DATA:
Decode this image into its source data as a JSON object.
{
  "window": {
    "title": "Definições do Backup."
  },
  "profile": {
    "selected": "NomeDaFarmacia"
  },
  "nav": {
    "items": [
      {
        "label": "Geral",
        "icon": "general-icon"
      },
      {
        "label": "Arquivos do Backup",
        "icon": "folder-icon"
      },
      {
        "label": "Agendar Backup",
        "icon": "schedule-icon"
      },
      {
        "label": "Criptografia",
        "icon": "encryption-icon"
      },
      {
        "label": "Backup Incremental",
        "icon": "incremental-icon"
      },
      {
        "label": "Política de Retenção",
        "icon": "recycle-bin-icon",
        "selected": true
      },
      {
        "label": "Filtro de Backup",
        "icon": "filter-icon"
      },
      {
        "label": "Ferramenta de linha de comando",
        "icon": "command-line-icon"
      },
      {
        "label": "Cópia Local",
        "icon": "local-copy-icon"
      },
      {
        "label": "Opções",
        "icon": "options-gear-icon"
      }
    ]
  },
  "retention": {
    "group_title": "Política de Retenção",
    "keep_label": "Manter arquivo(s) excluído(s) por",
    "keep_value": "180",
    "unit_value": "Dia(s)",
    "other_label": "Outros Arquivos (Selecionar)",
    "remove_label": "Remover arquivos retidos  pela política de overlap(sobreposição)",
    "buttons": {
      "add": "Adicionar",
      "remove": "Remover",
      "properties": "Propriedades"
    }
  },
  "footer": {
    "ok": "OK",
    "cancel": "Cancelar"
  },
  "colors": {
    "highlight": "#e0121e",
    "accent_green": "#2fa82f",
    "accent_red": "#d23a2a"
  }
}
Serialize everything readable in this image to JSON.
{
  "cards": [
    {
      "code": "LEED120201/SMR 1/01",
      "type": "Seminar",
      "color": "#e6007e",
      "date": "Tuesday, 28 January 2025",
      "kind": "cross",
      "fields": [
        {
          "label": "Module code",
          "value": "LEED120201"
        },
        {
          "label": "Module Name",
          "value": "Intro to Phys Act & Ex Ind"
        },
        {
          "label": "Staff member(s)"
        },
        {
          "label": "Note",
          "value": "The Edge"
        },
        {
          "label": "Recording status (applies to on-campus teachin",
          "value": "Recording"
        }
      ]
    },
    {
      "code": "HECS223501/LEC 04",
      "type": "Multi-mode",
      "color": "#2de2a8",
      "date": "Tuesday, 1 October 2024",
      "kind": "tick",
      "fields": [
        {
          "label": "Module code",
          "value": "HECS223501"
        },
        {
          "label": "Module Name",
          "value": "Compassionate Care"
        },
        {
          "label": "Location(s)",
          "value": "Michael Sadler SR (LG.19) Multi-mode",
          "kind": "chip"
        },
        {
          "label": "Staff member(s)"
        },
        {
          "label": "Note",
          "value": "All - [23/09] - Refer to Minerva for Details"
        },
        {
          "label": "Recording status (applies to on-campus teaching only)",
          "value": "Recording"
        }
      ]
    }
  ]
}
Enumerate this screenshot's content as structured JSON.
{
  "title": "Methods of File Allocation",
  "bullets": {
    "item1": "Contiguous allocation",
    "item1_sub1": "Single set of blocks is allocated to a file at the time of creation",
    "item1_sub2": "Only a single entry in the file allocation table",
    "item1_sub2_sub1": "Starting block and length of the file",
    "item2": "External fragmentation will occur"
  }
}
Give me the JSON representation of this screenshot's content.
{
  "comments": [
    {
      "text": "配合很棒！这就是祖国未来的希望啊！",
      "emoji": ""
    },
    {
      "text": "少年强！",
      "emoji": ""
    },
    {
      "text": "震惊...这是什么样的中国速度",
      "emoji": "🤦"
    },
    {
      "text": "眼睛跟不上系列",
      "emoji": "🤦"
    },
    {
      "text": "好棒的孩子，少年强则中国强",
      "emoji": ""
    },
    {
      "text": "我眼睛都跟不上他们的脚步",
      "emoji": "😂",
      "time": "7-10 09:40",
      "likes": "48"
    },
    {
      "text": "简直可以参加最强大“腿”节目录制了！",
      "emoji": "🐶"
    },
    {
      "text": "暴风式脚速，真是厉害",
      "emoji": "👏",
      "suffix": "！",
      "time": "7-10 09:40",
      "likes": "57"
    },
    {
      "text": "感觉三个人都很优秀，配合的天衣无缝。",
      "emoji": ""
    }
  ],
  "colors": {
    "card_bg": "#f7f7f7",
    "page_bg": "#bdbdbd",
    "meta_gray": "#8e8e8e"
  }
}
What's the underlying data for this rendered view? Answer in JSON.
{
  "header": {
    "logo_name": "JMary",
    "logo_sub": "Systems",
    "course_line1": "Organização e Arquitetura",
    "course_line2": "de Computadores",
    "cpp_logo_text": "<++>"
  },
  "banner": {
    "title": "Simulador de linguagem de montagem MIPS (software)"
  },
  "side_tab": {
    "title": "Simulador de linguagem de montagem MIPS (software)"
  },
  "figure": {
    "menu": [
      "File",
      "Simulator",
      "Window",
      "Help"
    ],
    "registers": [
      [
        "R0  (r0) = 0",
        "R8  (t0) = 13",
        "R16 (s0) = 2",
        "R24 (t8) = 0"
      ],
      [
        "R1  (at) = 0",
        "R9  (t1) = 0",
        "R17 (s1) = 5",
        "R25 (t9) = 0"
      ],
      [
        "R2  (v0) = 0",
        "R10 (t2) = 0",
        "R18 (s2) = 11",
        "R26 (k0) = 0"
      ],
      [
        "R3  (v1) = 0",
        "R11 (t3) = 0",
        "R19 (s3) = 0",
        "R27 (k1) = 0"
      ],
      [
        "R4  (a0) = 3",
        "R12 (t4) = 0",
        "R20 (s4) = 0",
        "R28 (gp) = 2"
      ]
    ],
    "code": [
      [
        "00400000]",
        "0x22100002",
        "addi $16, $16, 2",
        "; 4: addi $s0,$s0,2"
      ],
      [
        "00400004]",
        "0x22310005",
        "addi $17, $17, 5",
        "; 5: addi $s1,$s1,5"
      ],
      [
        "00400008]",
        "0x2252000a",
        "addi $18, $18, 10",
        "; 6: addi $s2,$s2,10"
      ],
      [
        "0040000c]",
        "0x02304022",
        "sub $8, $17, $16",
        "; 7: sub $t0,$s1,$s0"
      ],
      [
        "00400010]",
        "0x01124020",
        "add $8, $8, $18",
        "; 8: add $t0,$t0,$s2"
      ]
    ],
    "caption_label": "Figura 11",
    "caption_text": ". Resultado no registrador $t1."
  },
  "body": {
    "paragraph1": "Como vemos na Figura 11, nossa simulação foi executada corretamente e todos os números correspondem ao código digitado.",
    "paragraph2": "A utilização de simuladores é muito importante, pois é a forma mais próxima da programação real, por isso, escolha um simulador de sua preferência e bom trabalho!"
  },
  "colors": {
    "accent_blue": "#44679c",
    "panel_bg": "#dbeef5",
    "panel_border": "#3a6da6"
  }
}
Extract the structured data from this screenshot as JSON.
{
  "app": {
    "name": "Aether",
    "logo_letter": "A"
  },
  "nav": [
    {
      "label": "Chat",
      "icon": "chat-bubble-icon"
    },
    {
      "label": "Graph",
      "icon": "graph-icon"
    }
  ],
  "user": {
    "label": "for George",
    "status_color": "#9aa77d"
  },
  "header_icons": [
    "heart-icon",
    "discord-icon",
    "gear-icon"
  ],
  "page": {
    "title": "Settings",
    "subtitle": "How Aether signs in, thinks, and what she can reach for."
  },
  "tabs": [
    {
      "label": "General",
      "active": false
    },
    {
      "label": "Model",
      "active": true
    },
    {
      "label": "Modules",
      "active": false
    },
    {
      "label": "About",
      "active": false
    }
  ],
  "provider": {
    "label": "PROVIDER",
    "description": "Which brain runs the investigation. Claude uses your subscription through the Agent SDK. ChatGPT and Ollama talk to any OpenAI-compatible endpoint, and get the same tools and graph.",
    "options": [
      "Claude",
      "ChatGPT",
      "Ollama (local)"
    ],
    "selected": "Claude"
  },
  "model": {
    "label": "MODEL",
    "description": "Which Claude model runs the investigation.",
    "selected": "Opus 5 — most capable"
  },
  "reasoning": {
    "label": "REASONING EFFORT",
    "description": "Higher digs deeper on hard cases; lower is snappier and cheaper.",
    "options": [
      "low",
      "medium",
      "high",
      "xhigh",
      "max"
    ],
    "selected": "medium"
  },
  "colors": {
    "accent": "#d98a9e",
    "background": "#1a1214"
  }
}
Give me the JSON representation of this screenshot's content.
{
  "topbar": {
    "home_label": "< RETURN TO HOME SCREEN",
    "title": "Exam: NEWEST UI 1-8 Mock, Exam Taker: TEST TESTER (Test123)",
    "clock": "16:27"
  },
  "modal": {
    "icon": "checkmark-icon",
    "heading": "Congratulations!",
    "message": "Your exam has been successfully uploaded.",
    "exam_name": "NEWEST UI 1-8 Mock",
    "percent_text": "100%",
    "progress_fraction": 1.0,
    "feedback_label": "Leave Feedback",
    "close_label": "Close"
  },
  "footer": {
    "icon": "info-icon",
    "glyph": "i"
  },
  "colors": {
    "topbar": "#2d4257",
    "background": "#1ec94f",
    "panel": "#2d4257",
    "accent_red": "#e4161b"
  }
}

GIVEN TASK:
Return every line in the listing that contains the word "date".

ANSWER TO THIS TASK:
      "date": "Tuesday, 28 January 2025",
      "date": "Tuesday, 1 October 2024",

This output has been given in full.